> _What to produce_
Extend the passage below about the traveling cyclist Stan and his cat, starting right after its final line.

##### Text extract #####

Our group rolled further into the desert as John and I probed Stan for more of his background. Thirteen years on the road from Alaska, the Yukon Territory, through the USA, Mexico, Central America and to the bottom of South America in Ushuaia. Never the same road twice! With that many years on adventure highway, he possessed the stuff of legends. While he shared some of his experiences, the cat issued a “Meow.” Stan smiled.

“This is my best friend Little Chum. Life has had its disappointments, but Little Chum never lets me down. He’s great company and never complains. He’s cycled with me from Canada to Argentina with never an argument. He sleeps during the day and prowls around my campsite at night. We communicate unlike any two creatures. Little Chum knows my mind.”

“Don’t you ever get homesick for friends?” I asked.

“No point in returning. Life is today. Anything else doesn’t mean squat. I don’t look back, nor do I have any false aspirations. I rarely think of home. They are busy with their lives. It’s no longer my problem. My philosophy deals with this instant. Stan’s Law states that wherever you are right now, bets are you’re better off than you will be this time tomorrow.”

“What about expectations?” John asked.

“No disappointments with my law,” Stan replied. “You won’t see me straining my neck around the next bend in the road or even talking about next week. I keep a diary, but when it’s full, I throw it in the fire.”

“What?” I gasped, nearly wavering into his packs.

“What’s in the past is done. Besides, can you imagine carrying around 13 years of diaries? I’m already too heavy. No! I never ride the same road twice and I don’t think about yesterday. I don’t even care about yesterday.”

Stan sat erect in the saddle. His smooth cadence complimented the millions of pedal strokes his legs pounded out over the years. Deep lines in his face showed a comfortable acceptance of life—as he chose it. Stan proved himself a road warrior.

“Twenty-five miles is my daily target,” he continued. “If I don’t make it, so what? On the flats, I average 8 to 10 miles an hour. I figure I do a million foot pounds of work a year. But I’m in no hurry. Isn’t that right Little Chum?”

A faint meow came from inside the crate as Stan’s legs spun their way through time. I thought about my load of 70 pounds and my own travels that paled in contrast to Stan’s. What single event sent that intriguing human being toward his extraordinary destiny? My amazement increased as Stan revealed a few episodes from his bicycle sojourn.

“Hell, I’ve got enough roads to keep me busy ’til I die. I never think about how far I’ve gone or how far I’ll go. I stay in the Americas because there are sufficient experiences here.”

“Any funny ones?” I asked.

“Hundreds,” he said. “The one I cherish the most happened a few years back in the Yucatan of Mexico. I was camped out one night in a stand of scrub trees. As usual, I put Little Chum out for his nightly prowl. I put my dentures in my coffee cup outside the tent. I got tired of knocking them over at night and getting water on the floor. Next morning, my teeth were missing, so I called to Little Chum. He sniffed the cup and followed his nose to a burrow about 20 feet away from camp and started digging. I helped him. I pulled out sticks, fur balls and rodent skeletons before I got a 10 inches into a pack rat’s den. Wouldn’t you know it, there were my teeth, smiling up at me. I rinsed ’em off and popped ’em back in my mouth. I tell you breakfast wouldn’t have been the same that day without my teeth.”

We laughed before John asked, “Any dangerous times?”

##### Information given #####

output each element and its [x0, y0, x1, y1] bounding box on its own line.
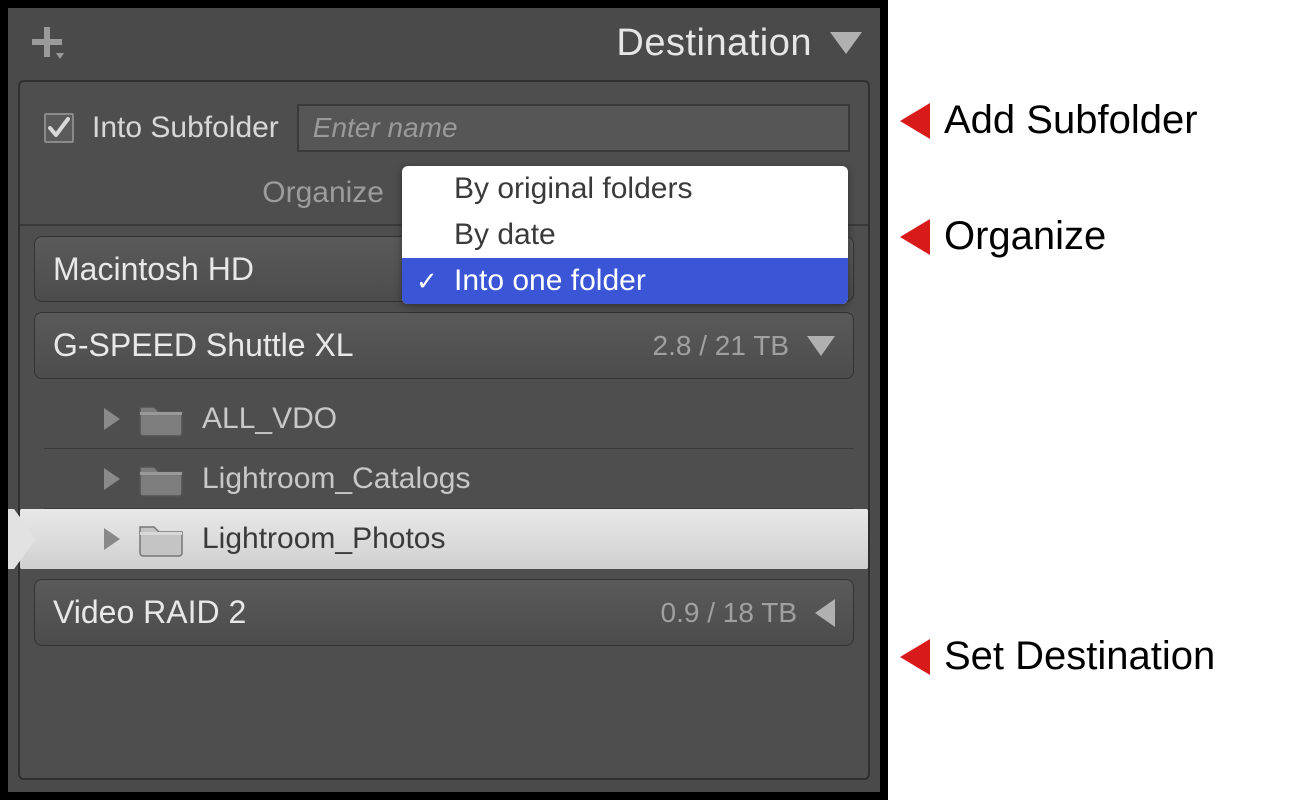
disclosure-icon[interactable] — [104, 408, 120, 430]
callout-add-subfolder: Add Subfolder — [900, 98, 1198, 143]
organize-option-one-folder[interactable]: ✓ Into one folder — [402, 258, 848, 304]
arrow-left-icon — [900, 639, 930, 675]
organize-dropdown[interactable]: By original folders By date ✓ Into one f… — [402, 166, 848, 304]
callouts: Add Subfolder Organize Set Destination — [888, 0, 1310, 800]
folder-label: Lightroom_Catalogs — [202, 462, 471, 496]
organize-row: Organize By original folders By date ✓ I… — [20, 164, 868, 216]
organize-option-one-folder-label: Into one folder — [454, 264, 646, 297]
check-icon: ✓ — [416, 266, 438, 297]
add-icon[interactable] — [26, 23, 66, 63]
folder-lightroom-catalogs[interactable]: Lightroom_Catalogs — [44, 449, 854, 509]
disclosure-icon[interactable] — [104, 468, 120, 490]
folder-icon — [138, 401, 184, 437]
arrow-left-icon — [900, 219, 930, 255]
folder-label: Lightroom_Photos — [202, 522, 446, 556]
volume-name: G-SPEED Shuttle XL — [53, 327, 653, 364]
subfolder-row: Into Subfolder — [20, 82, 868, 164]
folder-all-vdo[interactable]: ALL_VDO — [44, 389, 854, 449]
organize-option-date[interactable]: By date — [402, 212, 848, 258]
arrow-left-icon — [900, 103, 930, 139]
into-subfolder-checkbox[interactable] — [44, 113, 74, 143]
callout-label: Organize — [944, 214, 1106, 259]
chevron-left-icon[interactable] — [815, 599, 835, 627]
folder-list: ALL_VDO Lightroom_Catalogs — [44, 389, 854, 569]
folder-icon — [138, 521, 184, 557]
destination-panel: Destination Into Subfolder Organize By o… — [0, 0, 888, 800]
volume-name: Video RAID 2 — [53, 594, 661, 631]
folder-icon — [138, 461, 184, 497]
volume-stats: 2.8 / 21 TB — [653, 330, 789, 362]
folder-label: ALL_VDO — [202, 402, 337, 436]
folder-lightroom-photos[interactable]: Lightroom_Photos — [20, 509, 868, 569]
callout-label: Set Destination — [944, 634, 1215, 679]
subfolder-name-input[interactable] — [297, 104, 850, 152]
organize-label: Organize — [44, 176, 384, 210]
volume-stats: 0.9 / 18 TB — [661, 597, 797, 629]
organize-option-original[interactable]: By original folders — [402, 166, 848, 212]
chevron-down-icon[interactable] — [807, 336, 835, 356]
volume-gspeed[interactable]: G-SPEED Shuttle XL 2.8 / 21 TB — [34, 312, 854, 379]
into-subfolder-label: Into Subfolder — [92, 111, 279, 145]
selection-indicator-icon — [0, 509, 36, 569]
disclosure-icon[interactable] — [104, 528, 120, 550]
panel-body: Into Subfolder Organize By original fold… — [18, 80, 870, 780]
volume-video-raid[interactable]: Video RAID 2 0.9 / 18 TB — [34, 579, 854, 646]
panel-title: Destination — [66, 22, 812, 65]
callout-label: Add Subfolder — [944, 98, 1198, 143]
panel-header[interactable]: Destination — [8, 8, 880, 78]
chevron-down-icon[interactable] — [830, 32, 862, 54]
callout-organize: Organize — [900, 214, 1106, 259]
callout-set-destination: Set Destination — [900, 634, 1215, 679]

#####

> _Response to the task_
“My worst experience was in the Peruvian Andes when soldiers slashed through my tent with their bayonets cutting my shoulder at the same time. They hauled me away to jail. They interrogated me just like you see in the movies. Bastards anyway! I wrote letters to the U.S. Embassy until I got some attention. My educational background and innocence got through to them. A sergeant befriended me and even discussed Mark Twain while my tent was being repaired. Two weeks later, I was released on a weekend, but since I didn’t have any money until the banks opened on Monday, they let me stay in prison two more days. I can tell you that Americans don’t have any idea of how lucky they are living in a free country. The kids growing up today take too much for granted.

“Another time I camped out in a bad spot, but it was my fault. I was tired and didn’t think about where I set the tent down. It was in a dry wash. That night, a desert rainstorm drenched the area. I woke up to water seeping into my tent. I kept picking the floor up until a flood of water was pulling at every corner of my tent. I looked out the flaps to see Little Chum standing on high ground with each lightning flash. I was in the middle of a flood. I leaped out of the tent as a wave of water swept it downstream. For the next couple of hours, I sat in the rain, talking to myself on how stupid I was to set up the tent in such a bad place. Little Chum was soaked to the bone and shivering. In the morning, I tracked downstream and found my tent snagged on a tree. I was lucky to recover everything.”

John and I kept trading places in order to hear Stan.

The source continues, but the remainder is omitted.